▶ [Short problem]:
Copy every line of the listing that holds the string "this".

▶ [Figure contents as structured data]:
= = = = =
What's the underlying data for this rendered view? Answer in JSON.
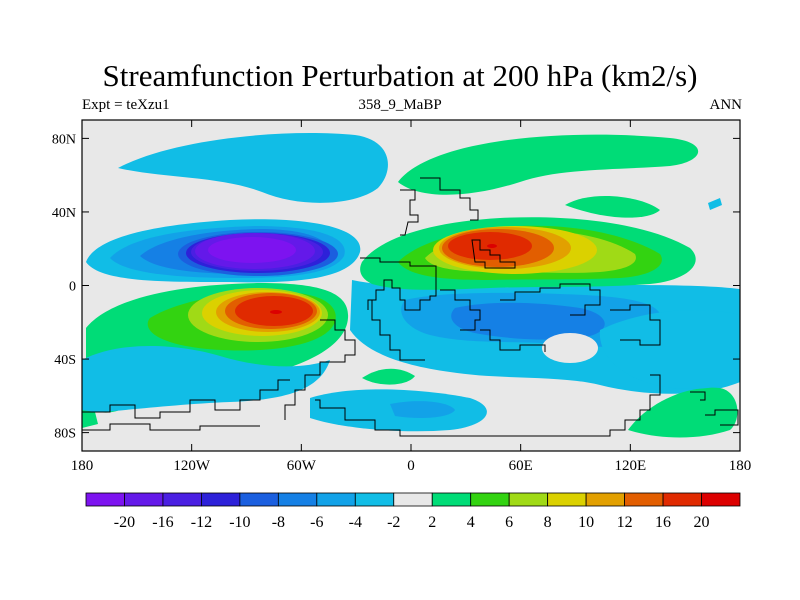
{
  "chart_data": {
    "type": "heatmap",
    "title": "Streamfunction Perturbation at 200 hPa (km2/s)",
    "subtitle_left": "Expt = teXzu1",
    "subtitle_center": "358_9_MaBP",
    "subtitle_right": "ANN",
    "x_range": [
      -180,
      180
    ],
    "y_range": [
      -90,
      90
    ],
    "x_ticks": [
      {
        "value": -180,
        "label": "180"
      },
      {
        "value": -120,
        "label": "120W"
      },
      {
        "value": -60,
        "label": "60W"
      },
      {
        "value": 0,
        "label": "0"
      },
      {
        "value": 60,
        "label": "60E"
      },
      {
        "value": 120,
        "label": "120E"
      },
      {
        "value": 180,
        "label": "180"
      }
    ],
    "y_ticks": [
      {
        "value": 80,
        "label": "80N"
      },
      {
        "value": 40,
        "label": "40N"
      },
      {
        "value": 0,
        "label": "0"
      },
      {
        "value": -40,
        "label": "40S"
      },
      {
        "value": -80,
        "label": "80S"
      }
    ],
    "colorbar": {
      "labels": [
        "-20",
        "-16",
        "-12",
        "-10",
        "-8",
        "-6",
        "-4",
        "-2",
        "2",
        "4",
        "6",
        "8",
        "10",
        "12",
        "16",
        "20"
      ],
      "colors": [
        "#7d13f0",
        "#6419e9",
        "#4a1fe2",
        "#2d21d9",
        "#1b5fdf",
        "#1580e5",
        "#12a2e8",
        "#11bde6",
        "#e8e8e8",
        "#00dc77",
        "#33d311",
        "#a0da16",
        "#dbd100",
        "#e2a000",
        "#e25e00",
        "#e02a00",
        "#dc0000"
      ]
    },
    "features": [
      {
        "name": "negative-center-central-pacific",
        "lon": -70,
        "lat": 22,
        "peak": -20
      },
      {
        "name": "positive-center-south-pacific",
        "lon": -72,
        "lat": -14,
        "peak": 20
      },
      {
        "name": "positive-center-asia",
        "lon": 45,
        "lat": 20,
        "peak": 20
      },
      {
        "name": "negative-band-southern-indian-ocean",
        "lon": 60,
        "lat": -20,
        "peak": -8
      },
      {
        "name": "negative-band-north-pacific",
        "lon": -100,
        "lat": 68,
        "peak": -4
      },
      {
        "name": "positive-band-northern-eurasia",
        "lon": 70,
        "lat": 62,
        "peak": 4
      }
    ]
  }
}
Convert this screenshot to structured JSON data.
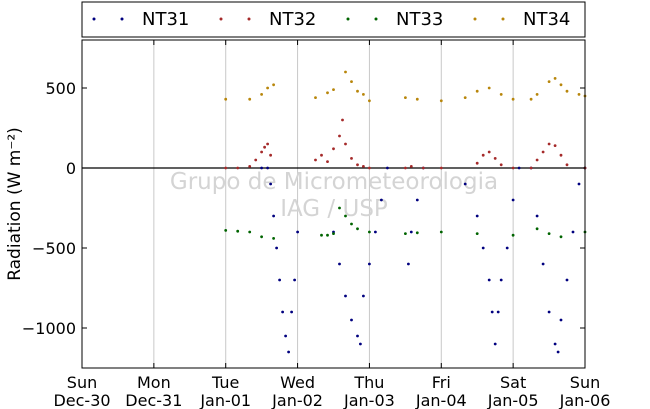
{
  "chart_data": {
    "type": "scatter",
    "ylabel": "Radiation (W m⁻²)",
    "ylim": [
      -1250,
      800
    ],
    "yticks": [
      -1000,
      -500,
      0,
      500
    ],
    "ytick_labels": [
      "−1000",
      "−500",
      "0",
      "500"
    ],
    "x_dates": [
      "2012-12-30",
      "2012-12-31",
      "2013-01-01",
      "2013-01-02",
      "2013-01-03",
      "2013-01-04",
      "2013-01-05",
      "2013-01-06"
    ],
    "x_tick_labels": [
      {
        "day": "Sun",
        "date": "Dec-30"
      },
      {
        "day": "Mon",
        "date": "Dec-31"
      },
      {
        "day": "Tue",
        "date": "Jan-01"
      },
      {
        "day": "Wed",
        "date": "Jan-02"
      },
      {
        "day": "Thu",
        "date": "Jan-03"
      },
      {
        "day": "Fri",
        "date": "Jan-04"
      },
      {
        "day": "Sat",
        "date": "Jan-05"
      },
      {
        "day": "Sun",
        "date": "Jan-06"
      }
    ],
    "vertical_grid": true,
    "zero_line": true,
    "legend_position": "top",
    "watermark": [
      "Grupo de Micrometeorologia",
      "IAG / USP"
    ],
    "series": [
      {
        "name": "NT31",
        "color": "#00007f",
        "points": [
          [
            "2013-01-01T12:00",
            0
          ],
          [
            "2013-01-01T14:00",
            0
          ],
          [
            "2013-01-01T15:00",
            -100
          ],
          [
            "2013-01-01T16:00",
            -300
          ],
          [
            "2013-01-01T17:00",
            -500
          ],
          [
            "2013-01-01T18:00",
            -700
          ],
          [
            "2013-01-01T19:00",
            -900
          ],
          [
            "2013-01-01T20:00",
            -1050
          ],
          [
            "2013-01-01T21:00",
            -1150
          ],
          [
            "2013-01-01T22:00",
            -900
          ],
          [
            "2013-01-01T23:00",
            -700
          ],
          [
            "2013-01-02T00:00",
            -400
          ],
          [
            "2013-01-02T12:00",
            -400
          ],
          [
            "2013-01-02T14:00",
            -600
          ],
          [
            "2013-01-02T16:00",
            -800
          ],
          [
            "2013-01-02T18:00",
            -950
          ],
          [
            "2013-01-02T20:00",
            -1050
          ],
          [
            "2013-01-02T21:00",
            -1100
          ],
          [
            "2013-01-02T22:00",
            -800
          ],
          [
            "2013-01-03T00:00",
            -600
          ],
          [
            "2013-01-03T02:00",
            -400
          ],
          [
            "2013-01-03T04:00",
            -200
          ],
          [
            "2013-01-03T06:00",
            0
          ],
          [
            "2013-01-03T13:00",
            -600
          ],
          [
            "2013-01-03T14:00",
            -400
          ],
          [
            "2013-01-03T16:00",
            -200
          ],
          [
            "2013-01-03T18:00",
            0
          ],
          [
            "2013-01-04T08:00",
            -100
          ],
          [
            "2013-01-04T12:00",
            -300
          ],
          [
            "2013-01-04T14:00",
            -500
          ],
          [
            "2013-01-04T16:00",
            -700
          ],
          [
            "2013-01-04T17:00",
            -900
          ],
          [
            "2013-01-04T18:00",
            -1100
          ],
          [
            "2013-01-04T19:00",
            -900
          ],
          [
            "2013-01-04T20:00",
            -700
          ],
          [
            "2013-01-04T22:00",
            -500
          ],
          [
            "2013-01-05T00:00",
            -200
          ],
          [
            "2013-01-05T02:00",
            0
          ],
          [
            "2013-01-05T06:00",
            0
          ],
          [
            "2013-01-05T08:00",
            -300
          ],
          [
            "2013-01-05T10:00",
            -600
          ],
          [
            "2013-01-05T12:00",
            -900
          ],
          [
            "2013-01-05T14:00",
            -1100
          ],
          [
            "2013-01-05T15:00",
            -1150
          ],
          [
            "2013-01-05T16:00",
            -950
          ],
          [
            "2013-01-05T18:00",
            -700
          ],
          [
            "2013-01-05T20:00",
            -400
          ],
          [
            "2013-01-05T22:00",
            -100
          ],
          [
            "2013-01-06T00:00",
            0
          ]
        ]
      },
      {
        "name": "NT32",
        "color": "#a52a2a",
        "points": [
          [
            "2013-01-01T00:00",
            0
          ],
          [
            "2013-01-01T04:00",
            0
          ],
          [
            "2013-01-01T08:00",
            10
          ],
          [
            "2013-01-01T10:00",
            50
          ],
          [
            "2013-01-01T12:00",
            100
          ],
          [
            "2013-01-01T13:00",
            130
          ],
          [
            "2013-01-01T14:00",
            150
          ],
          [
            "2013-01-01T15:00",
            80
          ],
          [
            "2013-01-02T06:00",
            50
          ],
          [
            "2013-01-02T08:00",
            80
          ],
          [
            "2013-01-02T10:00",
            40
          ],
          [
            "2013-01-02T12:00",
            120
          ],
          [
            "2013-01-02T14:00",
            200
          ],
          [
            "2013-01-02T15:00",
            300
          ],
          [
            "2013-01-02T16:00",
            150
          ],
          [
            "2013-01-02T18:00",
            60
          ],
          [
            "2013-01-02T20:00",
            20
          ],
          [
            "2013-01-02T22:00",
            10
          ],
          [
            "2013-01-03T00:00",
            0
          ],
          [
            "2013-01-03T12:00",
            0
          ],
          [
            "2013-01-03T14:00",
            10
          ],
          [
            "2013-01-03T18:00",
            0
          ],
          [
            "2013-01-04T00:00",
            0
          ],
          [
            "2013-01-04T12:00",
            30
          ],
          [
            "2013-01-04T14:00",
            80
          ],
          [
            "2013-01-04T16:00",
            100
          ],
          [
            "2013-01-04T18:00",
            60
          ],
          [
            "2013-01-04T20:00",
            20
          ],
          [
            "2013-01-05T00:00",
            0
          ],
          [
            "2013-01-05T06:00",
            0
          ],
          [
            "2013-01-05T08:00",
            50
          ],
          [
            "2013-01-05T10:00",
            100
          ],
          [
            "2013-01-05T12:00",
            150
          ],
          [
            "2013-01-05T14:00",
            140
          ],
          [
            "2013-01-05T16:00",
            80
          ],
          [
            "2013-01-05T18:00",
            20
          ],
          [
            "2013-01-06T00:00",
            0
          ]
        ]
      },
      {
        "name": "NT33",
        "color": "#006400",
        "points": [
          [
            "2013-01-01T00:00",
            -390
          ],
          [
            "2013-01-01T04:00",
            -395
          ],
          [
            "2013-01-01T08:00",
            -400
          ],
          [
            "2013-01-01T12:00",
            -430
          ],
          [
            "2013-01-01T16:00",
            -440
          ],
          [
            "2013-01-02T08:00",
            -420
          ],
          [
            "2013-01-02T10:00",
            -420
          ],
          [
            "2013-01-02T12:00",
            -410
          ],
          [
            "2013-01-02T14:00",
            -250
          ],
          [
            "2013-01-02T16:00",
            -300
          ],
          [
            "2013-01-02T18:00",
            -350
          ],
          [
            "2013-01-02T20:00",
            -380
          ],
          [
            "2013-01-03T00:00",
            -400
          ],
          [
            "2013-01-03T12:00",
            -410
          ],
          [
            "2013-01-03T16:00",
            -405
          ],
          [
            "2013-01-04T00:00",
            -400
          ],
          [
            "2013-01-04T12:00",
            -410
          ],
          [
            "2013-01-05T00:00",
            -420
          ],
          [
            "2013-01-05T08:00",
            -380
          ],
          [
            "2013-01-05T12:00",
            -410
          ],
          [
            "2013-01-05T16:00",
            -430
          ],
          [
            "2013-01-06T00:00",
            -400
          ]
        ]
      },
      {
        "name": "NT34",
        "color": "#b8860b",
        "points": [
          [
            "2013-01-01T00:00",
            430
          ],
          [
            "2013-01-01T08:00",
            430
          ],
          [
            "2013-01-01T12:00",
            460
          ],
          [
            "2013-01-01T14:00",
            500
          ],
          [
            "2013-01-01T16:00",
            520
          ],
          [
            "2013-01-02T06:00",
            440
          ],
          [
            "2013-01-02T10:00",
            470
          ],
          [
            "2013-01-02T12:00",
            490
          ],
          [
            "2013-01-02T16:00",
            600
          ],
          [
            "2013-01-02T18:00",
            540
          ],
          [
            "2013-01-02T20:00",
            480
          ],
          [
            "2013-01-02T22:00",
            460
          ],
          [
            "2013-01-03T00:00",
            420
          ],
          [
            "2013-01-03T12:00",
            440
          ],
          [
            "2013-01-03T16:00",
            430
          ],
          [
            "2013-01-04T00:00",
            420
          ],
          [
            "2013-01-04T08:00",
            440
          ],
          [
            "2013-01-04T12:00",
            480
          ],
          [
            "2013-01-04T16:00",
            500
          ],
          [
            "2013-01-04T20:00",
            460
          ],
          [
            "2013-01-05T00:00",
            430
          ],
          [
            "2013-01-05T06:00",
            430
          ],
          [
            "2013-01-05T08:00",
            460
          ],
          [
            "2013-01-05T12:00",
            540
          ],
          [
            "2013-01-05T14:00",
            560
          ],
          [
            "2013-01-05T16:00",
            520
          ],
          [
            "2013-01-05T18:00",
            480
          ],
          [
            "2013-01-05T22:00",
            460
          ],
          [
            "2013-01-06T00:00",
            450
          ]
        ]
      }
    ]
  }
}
= = = = =
▶ [Reply to the task]:
What's the underlying data for this rendered view? Answer in JSON.
Convert this screenshot to structured JSON data.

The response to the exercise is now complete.